Текст для чтения =

======

Шульгин показывает небольшой стол, за которым сидели император, Гучков, сам Василий Витальевич, граф Фредерикс. Он садится в кресло и начинает рассказывать, почти слово в слово повторяя свои «Дни». Казалось бы, какое дело советскому зрителю до давнишней истории? Ведь ему известны законы пропаганды, известно, что царь был «Николаем Кровавым». После великих потрясений, великих жертв и великих достижений послереволюционной эпохи интерес к таким музейным рассказам не должен быть большим.

Но это не так! Шульгин чуть надтреснутым глуховатым голосом и с глазами, полными слез, неожиданно достает зрителя до печенок. Это уже не музей, не пропаганда. Это трагедия, которая была не с этим старым дедом, а со всеми нами.

«К тексту отречения нечего было прибавить… Во всем этом ужасе на мгновение пробился один светлый луч… Я вдруг почувствовал, что с этой минуты жизнь государя в безопасности… так благородны были эти прощальные слова… И так почувствовалось, что он так же, как и мы, а может быть, гораздо больше, любит Россию…»

В следующем эпизоде Эрмлер должен был что-то противопоставить Шульгину. И Историк говорит о жертвах Гражданской войны, обвиняет белогвардейцев в пролитии моря крови. Что ответить? Он прав.

Шульгин делает вполне естественный жест, прикрывает ладонью глаза, но этот жест означает, что он отвергает обвинения. Он молчит, потом спокойно и с ощущаемой горечью произносит: «Да, вы правы, всех не перечислишь, и потому я не буду перечислять всех „красных“ командиров и не буду измерять количество крови, ими пролитой».

И снова устанавливается некий баланс.

Потом Шульгин признает, что был неправ, когда в своих книгах оскорблял Ленина, и добавляет: «Я всегда отделял Россию, русский народ от коммунистов и Советской власти».

Дальше следует полный идейно-политический крах нашего героя. Да, именно так.

======

Извлечённые записи =
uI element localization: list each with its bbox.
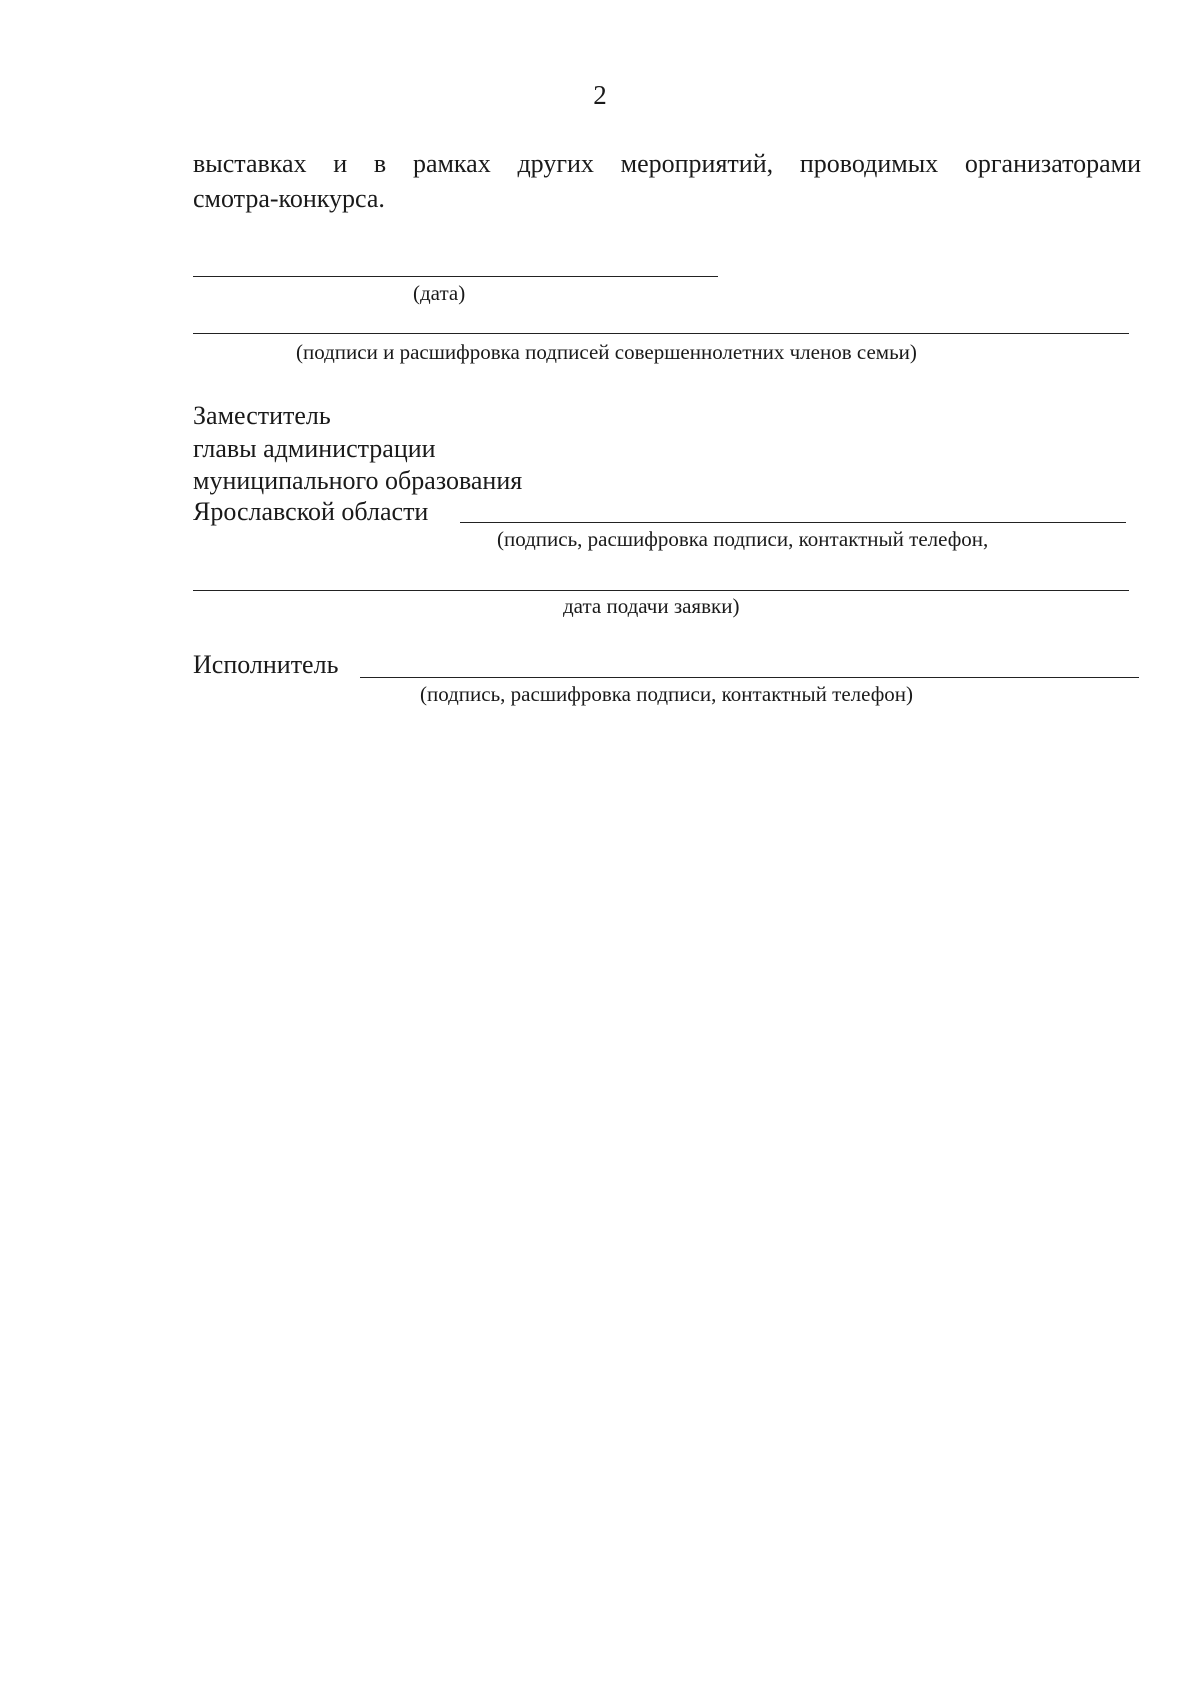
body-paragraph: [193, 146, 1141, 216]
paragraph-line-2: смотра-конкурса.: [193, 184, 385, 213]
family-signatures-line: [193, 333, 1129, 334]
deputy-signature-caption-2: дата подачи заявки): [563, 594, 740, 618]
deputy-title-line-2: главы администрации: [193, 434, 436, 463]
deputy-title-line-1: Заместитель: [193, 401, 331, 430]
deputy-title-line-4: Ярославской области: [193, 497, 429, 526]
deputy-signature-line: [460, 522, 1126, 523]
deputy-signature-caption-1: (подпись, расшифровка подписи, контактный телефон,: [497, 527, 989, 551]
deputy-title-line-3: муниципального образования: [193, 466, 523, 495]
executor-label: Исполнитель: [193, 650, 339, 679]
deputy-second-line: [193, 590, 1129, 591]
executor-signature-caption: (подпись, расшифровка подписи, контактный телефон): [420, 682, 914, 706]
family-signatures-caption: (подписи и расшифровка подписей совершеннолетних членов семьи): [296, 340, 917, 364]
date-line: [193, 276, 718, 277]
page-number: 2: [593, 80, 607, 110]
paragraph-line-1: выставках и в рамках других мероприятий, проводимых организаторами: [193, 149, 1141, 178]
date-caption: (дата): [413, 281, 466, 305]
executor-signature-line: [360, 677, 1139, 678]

======

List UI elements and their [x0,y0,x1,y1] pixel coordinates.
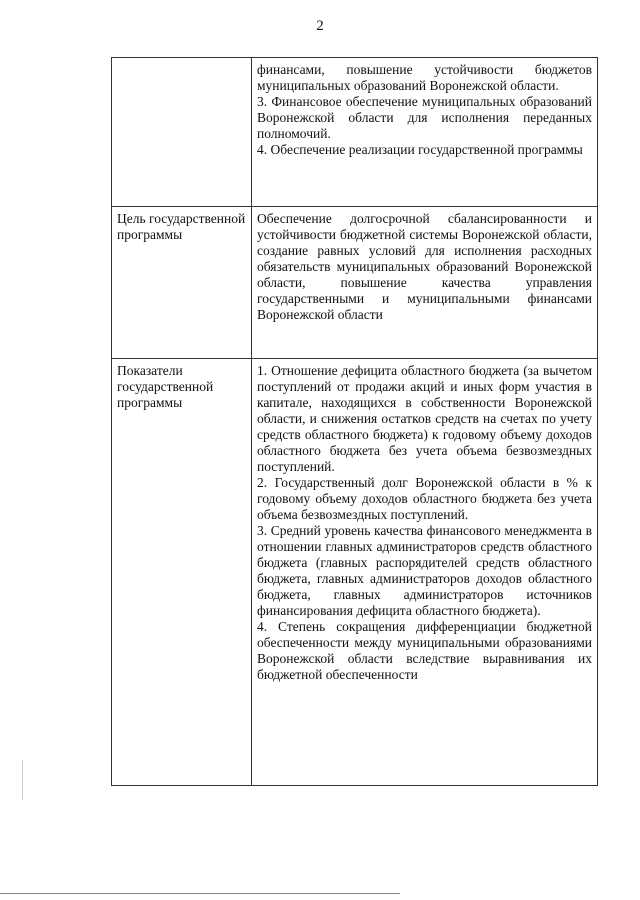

======

Упражнения =
**1.** Кто, согласно отрывку о Шульгине, сидел за небольшим столом, который показывает Шульгин?
**2.** Обнови отрывок о Шульгине: приведи всё от «Шульгин показывает небольшой» и вниз до «должен быть большим.», поставив «нынешнему зрителю» вместо «советскому зрителю».
**3.** Напиши, что идёт дальше в отрывке о Шульгине, начиная сразу после его последней фразы.
Записи взяты из другого источника.

Результаты заданий =
**1.** Император, Гучков, сам Василий Витальевич и граф Фредерикс.

**2.**
Шульгин показывает небольшой стол, за которым сидели император, Гучков, сам Василий Витальевич, граф Фредерикс. Он садится в кресло и начинает рассказывать, почти слово в слово повторяя свои «Дни». Казалось бы, какое дело нынешнему зрителю до давнишней истории? Ведь ему известны законы пропаганды, известно, что царь был «Николаем Кровавым». После великих потрясений, великих жертв и великих достижений послереволюционной эпохи интерес к таким музейным рассказам не должен быть большим.

**3.**
«Почему не удалось дело русской эмиграции? — спрашивает себя Шульгин. — Почему? Первая причина была в том, что нам не удалось поставить общий интерес выше нашей обыденщины. Вторая причина в том, что мы не смогли найти общепризнанного вождя. И третья, самая главная, заключается в том, что у нас не было идеи, не было программы, которая смогла бы стать целью жизни».

Если говорить о закономерностях исторического процесса, все дело именно в этом. Ничего не было — ни идеи, ни программы развития. Ни цели развития.

А что же было?

Шульгин не отвечает.

Антон Иванович Деникин когда-то объяснил, почему победили красные: «Победа довлела духу».

Василий Витальевич читал его «Очерки русской смуты» и должен был помнить эту мысль. Но буквально повторить ее он не смог.

Разумеется, не стоит делать из него всеведущего философа, который постиг все загадки нашей истории. Шульгин оставался в своем времени, нес в душе его трагедии и память о личных утратах.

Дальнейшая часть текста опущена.